_Stated goal_:
Extract the text of each entry below exactly, leaving every image behind.

_Material to process_:
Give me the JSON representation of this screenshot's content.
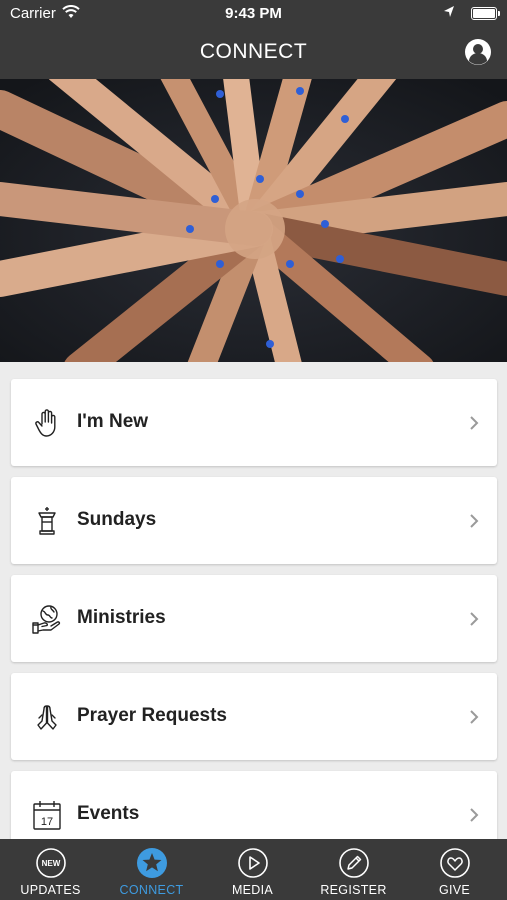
{
  "status_bar": {
    "carrier": "Carrier",
    "time": "9:43 PM"
  },
  "nav": {
    "title": "CONNECT"
  },
  "hero": {
    "description_icon": "hands-together-photo"
  },
  "menu": {
    "items": [
      {
        "label": "I'm New",
        "icon": "hand-wave-icon"
      },
      {
        "label": "Sundays",
        "icon": "pulpit-icon"
      },
      {
        "label": "Ministries",
        "icon": "globe-hand-icon"
      },
      {
        "label": "Prayer Requests",
        "icon": "praying-hands-icon"
      },
      {
        "label": "Events",
        "icon": "calendar-icon",
        "calendar_day": "17"
      }
    ]
  },
  "tabs": [
    {
      "label": "UPDATES",
      "icon": "new-badge-icon",
      "badge": "NEW",
      "active": false
    },
    {
      "label": "CONNECT",
      "icon": "star-icon",
      "active": true
    },
    {
      "label": "MEDIA",
      "icon": "play-icon",
      "active": false
    },
    {
      "label": "REGISTER",
      "icon": "pencil-icon",
      "active": false
    },
    {
      "label": "GIVE",
      "icon": "heart-icon",
      "active": false
    }
  ],
  "colors": {
    "bar": "#3a3a3a",
    "accent": "#3e9be0",
    "background": "#ececec"
  }
}
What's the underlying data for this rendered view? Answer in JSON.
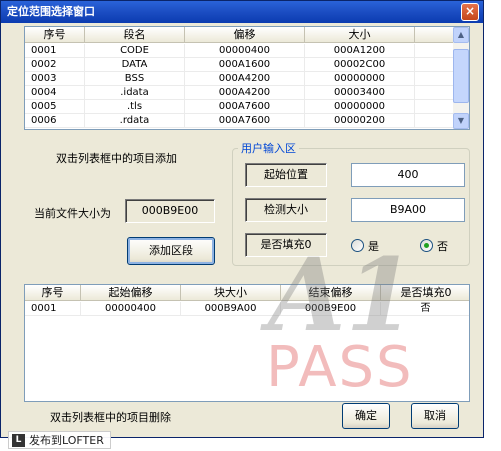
{
  "window": {
    "title": "定位范围选择窗口",
    "close_glyph": "×"
  },
  "segment_table": {
    "columns": [
      "序号",
      "段名",
      "偏移",
      "大小"
    ],
    "rows": [
      [
        "0001",
        "CODE",
        "00000400",
        "000A1200"
      ],
      [
        "0002",
        "DATA",
        "000A1600",
        "00002C00"
      ],
      [
        "0003",
        "BSS",
        "000A4200",
        "00000000"
      ],
      [
        "0004",
        ".idata",
        "000A4200",
        "00003400"
      ],
      [
        "0005",
        ".tls",
        "000A7600",
        "00000000"
      ],
      [
        "0006",
        ".rdata",
        "000A7600",
        "00000200"
      ]
    ]
  },
  "hint_add": "双击列表框中的项目添加",
  "file_size": {
    "label": "当前文件大小为",
    "value": "000B9E00"
  },
  "add_button": "添加区段",
  "user_input": {
    "title": "用户输入区",
    "start_label": "起始位置",
    "start_value": "400",
    "size_label": "检测大小",
    "size_value": "B9A00",
    "fill_label": "是否填充0",
    "yes_label": "是",
    "no_label": "否",
    "selected": "否"
  },
  "range_table": {
    "columns": [
      "序号",
      "起始偏移",
      "块大小",
      "结束偏移",
      "是否填充0"
    ],
    "rows": [
      [
        "0001",
        "00000400",
        "000B9A00",
        "000B9E00",
        "否"
      ]
    ]
  },
  "hint_delete": "双击列表框中的项目删除",
  "ok_button": "确定",
  "cancel_button": "取消",
  "watermark": {
    "line1": "A1",
    "line2": "PASS"
  },
  "lofter": {
    "logo": "L",
    "text": "发布到LOFTER"
  },
  "scroll": {
    "up": "▲",
    "down": "▼"
  }
}
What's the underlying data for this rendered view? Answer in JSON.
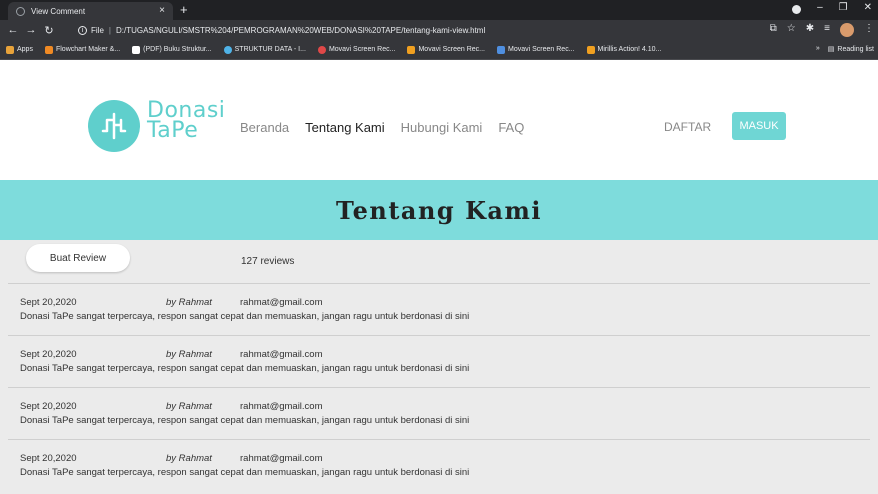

_The output_:
Give me the JSON representation of this screenshot's content.
{
  "status_bar": {
    "carrier": "Carrier",
    "time": "9:43 PM"
  },
  "nav": {
    "title": "CONNECT"
  },
  "hero": {
    "description_icon": "hands-together-photo"
  },
  "menu": {
    "items": [
      {
        "label": "I'm New",
        "icon": "hand-wave-icon"
      },
      {
        "label": "Sundays",
        "icon": "pulpit-icon"
      },
      {
        "label": "Ministries",
        "icon": "globe-hand-icon"
      },
      {
        "label": "Prayer Requests",
        "icon": "praying-hands-icon"
      },
      {
        "label": "Events",
        "icon": "calendar-icon",
        "calendar_day": "17"
      }
    ]
  },
  "tabs": [
    {
      "label": "UPDATES",
      "icon": "new-badge-icon",
      "badge": "NEW",
      "active": false
    },
    {
      "label": "CONNECT",
      "icon": "star-icon",
      "active": true
    },
    {
      "label": "MEDIA",
      "icon": "play-icon",
      "active": false
    },
    {
      "label": "REGISTER",
      "icon": "pencil-icon",
      "active": false
    },
    {
      "label": "GIVE",
      "icon": "heart-icon",
      "active": false
    }
  ],
  "colors": {
    "bar": "#3a3a3a",
    "accent": "#3e9be0",
    "background": "#ececec"
  }
}
What's the underlying data for this rendered view? Answer in JSON.
{
  "window": {
    "title": "定位范围选择窗口",
    "close_glyph": "×"
  },
  "segment_table": {
    "columns": [
      "序号",
      "段名",
      "偏移",
      "大小"
    ],
    "rows": [
      [
        "0001",
        "CODE",
        "00000400",
        "000A1200"
      ],
      [
        "0002",
        "DATA",
        "000A1600",
        "00002C00"
      ],
      [
        "0003",
        "BSS",
        "000A4200",
        "00000000"
      ],
      [
        "0004",
        ".idata",
        "000A4200",
        "00003400"
      ],
      [
        "0005",
        ".tls",
        "000A7600",
        "00000000"
      ],
      [
        "0006",
        ".rdata",
        "000A7600",
        "00000200"
      ]
    ]
  },
  "hint_add": "双击列表框中的项目添加",
  "file_size": {
    "label": "当前文件大小为",
    "value": "000B9E00"
  },
  "add_button": "添加区段",
  "user_input": {
    "title": "用户输入区",
    "start_label": "起始位置",
    "start_value": "400",
    "size_label": "检测大小",
    "size_value": "B9A00",
    "fill_label": "是否填充0",
    "yes_label": "是",
    "no_label": "否",
    "selected": "否"
  },
  "range_table": {
    "columns": [
      "序号",
      "起始偏移",
      "块大小",
      "结束偏移",
      "是否填充0"
    ],
    "rows": [
      [
        "0001",
        "00000400",
        "000B9A00",
        "000B9E00",
        "否"
      ]
    ]
  },
  "hint_delete": "双击列表框中的项目删除",
  "ok_button": "确定",
  "cancel_button": "取消",
  "watermark": {
    "line1": "A1",
    "line2": "PASS"
  },
  "lofter": {
    "logo": "L",
    "text": "发布到LOFTER"
  },
  "scroll": {
    "up": "▲",
    "down": "▼"
  }
}
What's the underlying data for this rendered view? Answer in JSON.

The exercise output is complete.